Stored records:
*-*-*

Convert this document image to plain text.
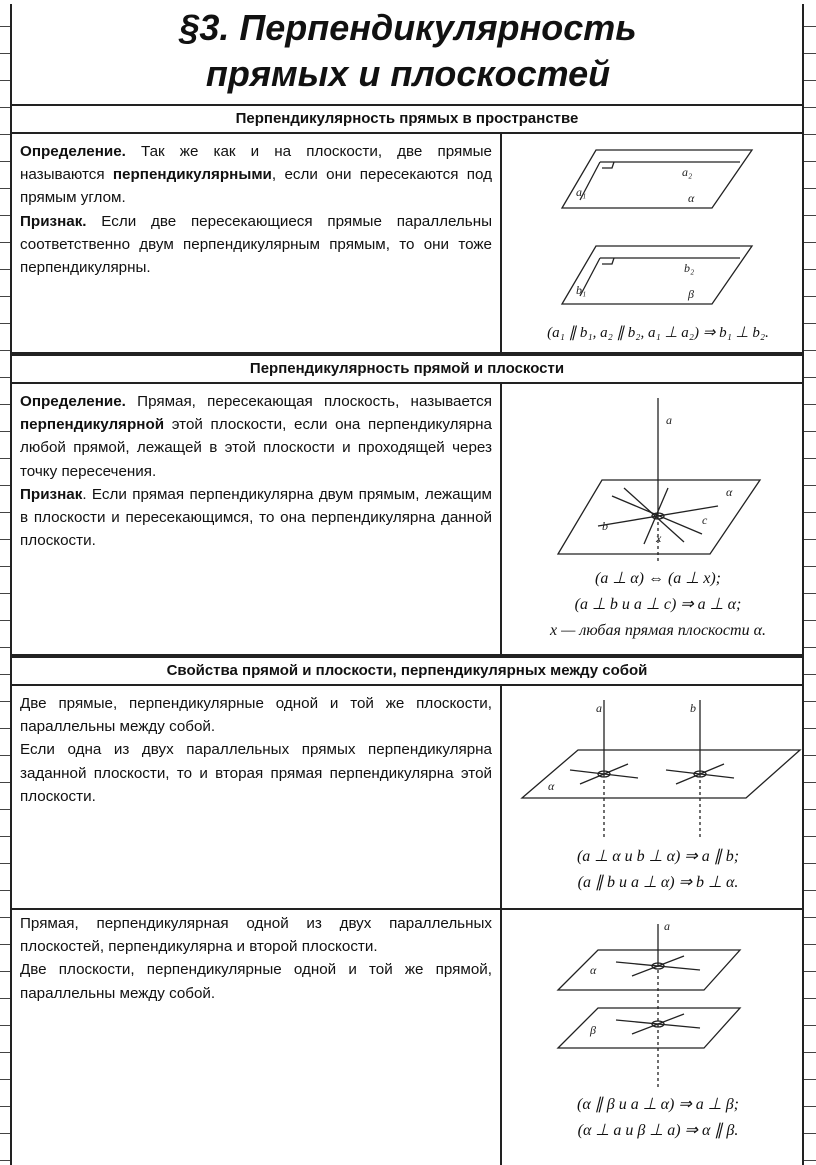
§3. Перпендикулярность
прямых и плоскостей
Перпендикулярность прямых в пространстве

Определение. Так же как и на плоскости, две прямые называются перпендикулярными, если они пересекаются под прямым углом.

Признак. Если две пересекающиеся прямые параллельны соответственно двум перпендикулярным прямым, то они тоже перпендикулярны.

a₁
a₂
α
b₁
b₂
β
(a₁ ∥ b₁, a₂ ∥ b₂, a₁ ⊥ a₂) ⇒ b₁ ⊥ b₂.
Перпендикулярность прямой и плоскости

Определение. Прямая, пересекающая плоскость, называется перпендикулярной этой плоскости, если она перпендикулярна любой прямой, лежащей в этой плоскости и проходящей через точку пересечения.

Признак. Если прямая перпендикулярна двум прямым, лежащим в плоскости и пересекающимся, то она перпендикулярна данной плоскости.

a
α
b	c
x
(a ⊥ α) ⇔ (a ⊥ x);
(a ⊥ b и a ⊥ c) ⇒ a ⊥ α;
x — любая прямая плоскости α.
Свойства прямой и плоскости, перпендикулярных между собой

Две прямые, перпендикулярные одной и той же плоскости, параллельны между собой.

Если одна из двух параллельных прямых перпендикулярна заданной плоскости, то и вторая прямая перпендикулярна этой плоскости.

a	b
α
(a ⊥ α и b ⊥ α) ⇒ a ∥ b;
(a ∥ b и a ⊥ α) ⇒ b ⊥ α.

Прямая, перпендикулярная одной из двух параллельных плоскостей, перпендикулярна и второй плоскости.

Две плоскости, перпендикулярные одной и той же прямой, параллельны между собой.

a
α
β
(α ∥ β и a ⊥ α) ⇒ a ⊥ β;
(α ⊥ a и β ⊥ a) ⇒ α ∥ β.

*-*-*

Give the count of lines holding the word "двум" and nothing more.

2